◆ **What you need to do**:
Reproduce the records verbatim, starting at their first line and ending at the line that contains "data-label: 82 (762, 486, 776, 500)", with that line included.
[BEGIN]
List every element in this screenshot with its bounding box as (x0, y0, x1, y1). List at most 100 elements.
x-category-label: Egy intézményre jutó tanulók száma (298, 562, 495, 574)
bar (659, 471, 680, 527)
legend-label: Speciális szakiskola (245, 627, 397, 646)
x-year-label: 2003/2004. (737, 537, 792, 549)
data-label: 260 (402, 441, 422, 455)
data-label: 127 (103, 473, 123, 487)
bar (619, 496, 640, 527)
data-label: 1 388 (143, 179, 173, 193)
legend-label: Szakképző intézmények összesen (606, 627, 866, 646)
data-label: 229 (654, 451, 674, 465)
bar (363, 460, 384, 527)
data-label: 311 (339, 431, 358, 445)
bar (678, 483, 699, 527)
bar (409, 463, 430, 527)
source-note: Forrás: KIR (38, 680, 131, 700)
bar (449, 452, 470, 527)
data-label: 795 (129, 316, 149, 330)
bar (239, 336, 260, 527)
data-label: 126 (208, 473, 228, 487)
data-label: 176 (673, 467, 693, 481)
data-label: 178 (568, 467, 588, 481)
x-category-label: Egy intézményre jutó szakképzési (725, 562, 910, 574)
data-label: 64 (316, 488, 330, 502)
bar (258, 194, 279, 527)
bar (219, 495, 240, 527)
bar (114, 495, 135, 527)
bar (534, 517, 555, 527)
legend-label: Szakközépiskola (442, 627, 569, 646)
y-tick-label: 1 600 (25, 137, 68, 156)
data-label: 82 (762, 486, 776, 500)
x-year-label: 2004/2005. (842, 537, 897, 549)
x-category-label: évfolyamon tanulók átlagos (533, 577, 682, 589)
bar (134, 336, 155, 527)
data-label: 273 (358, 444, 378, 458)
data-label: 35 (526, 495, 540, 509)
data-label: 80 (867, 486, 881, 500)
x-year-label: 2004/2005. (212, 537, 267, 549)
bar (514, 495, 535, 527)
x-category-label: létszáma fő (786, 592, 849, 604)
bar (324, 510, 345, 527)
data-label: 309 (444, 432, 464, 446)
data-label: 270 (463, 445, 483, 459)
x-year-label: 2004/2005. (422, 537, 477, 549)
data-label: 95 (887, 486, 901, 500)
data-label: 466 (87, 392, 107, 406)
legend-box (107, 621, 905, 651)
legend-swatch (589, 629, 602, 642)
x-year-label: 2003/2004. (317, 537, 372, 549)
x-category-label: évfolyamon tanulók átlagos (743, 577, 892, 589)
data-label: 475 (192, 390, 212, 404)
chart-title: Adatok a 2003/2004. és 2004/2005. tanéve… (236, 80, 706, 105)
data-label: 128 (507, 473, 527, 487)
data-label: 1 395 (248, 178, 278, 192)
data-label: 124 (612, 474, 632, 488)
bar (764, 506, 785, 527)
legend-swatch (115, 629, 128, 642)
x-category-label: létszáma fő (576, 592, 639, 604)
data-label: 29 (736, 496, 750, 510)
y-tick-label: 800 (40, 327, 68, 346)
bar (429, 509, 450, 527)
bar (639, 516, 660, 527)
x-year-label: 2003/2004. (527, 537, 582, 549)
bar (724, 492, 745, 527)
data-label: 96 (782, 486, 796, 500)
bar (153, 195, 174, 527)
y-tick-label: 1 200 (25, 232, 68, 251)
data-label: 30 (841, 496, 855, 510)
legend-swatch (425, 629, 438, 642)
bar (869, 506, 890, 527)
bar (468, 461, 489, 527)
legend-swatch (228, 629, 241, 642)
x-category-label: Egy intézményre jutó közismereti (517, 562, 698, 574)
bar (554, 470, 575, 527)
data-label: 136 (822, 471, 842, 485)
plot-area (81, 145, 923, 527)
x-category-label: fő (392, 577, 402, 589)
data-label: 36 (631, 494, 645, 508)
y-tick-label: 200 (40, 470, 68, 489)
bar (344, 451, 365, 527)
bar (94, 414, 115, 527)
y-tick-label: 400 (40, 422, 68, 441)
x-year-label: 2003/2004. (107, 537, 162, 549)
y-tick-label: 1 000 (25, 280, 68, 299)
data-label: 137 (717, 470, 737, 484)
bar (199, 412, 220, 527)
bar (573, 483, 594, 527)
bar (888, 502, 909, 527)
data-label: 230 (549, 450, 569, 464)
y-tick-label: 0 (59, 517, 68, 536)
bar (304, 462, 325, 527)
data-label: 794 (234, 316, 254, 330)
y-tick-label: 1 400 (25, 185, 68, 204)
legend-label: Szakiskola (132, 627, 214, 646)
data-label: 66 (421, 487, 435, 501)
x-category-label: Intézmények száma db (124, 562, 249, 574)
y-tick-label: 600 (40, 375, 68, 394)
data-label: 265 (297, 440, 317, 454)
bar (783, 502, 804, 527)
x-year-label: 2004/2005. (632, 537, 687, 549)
[END]
◆ **Written answer**:
List every element in this screenshot with its bounding box as (x0, y0, x1, y1). List at most 100 elements.
x-category-label: Egy intézményre jutó tanulók száma (298, 562, 495, 574)
bar (659, 471, 680, 527)
legend-label: Speciális szakiskola (245, 627, 397, 646)
x-year-label: 2003/2004. (737, 537, 792, 549)
data-label: 260 (402, 441, 422, 455)
data-label: 127 (103, 473, 123, 487)
bar (619, 496, 640, 527)
data-label: 1 388 (143, 179, 173, 193)
legend-label: Szakképző intézmények összesen (606, 627, 866, 646)
data-label: 229 (654, 451, 674, 465)
bar (363, 460, 384, 527)
data-label: 311 (339, 431, 358, 445)
bar (678, 483, 699, 527)
bar (409, 463, 430, 527)
source-note: Forrás: KIR (38, 680, 131, 700)
bar (449, 452, 470, 527)
data-label: 795 (129, 316, 149, 330)
bar (239, 336, 260, 527)
data-label: 126 (208, 473, 228, 487)
data-label: 176 (673, 467, 693, 481)
data-label: 178 (568, 467, 588, 481)
x-category-label: Egy intézményre jutó szakképzési (725, 562, 910, 574)
data-label: 64 (316, 488, 330, 502)
bar (258, 194, 279, 527)
bar (219, 495, 240, 527)
bar (114, 495, 135, 527)
bar (534, 517, 555, 527)
legend-label: Szakközépiskola (442, 627, 569, 646)
y-tick-label: 1 600 (25, 137, 68, 156)
data-label: 82 (762, 486, 776, 500)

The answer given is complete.